§ **SHORT PROBLEM**:
Copy each line of the material below that includes the string "overeenstemming".
▬▬▬▬▬▬
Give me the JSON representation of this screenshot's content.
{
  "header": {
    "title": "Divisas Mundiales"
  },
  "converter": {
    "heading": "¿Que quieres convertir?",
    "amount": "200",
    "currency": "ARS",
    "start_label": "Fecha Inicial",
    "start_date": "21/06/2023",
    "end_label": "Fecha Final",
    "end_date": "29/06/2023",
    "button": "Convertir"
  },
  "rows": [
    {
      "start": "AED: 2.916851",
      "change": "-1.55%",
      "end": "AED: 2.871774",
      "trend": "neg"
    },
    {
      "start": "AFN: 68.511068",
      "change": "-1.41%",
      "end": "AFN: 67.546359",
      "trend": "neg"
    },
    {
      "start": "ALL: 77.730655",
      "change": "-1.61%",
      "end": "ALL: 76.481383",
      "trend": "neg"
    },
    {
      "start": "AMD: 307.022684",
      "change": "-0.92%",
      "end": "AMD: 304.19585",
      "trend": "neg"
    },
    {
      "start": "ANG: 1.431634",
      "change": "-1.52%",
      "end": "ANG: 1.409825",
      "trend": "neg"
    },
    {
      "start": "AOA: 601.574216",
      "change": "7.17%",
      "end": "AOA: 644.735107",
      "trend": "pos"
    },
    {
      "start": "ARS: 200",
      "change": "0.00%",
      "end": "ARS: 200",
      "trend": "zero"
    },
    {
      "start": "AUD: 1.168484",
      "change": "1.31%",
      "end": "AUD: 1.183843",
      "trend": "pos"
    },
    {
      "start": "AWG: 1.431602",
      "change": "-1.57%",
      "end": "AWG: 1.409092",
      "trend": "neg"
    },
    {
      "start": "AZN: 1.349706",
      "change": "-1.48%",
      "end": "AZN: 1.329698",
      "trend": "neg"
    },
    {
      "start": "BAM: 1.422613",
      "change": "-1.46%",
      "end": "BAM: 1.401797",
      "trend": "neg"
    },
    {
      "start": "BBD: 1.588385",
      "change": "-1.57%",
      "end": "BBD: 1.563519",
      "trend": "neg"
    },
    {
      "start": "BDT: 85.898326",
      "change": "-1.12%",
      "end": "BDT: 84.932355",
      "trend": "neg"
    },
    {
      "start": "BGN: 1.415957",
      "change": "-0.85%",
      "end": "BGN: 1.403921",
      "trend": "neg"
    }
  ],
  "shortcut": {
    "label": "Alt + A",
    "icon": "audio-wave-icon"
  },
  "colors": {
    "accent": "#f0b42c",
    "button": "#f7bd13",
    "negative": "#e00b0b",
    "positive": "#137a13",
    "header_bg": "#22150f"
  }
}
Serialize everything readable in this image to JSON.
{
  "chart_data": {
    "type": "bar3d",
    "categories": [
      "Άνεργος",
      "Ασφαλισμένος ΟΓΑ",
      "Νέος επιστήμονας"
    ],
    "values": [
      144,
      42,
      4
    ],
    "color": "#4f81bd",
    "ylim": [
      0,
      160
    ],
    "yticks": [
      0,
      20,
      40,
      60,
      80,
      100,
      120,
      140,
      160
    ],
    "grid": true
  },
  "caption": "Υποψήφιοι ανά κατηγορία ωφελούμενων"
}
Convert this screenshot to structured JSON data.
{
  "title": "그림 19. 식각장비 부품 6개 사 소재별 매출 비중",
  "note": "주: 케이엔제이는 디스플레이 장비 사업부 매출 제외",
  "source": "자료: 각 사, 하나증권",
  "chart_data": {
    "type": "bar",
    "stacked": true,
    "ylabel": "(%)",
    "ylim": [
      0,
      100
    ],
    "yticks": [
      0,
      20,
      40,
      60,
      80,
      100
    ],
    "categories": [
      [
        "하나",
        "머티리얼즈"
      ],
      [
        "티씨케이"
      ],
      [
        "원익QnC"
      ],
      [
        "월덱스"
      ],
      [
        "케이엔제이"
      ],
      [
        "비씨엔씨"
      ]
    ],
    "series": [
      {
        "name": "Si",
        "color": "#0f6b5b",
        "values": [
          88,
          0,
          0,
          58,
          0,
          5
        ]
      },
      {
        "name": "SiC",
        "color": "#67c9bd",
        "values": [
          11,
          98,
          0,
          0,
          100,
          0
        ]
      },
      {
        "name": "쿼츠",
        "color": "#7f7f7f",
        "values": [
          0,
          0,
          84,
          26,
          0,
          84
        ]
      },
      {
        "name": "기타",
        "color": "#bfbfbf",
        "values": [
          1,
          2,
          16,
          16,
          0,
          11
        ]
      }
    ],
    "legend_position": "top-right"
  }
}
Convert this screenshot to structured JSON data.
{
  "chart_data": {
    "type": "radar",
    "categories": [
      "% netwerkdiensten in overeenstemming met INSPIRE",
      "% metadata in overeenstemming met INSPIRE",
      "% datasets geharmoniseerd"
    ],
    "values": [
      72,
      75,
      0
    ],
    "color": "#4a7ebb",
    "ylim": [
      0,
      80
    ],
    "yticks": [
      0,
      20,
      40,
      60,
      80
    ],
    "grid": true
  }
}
▬▬▬▬▬▬
§ **THE COMPLETED TASK**:
      "% netwerkdiensten in overeenstemming met INSPIRE",
      "% metadata in overeenstemming met INSPIRE",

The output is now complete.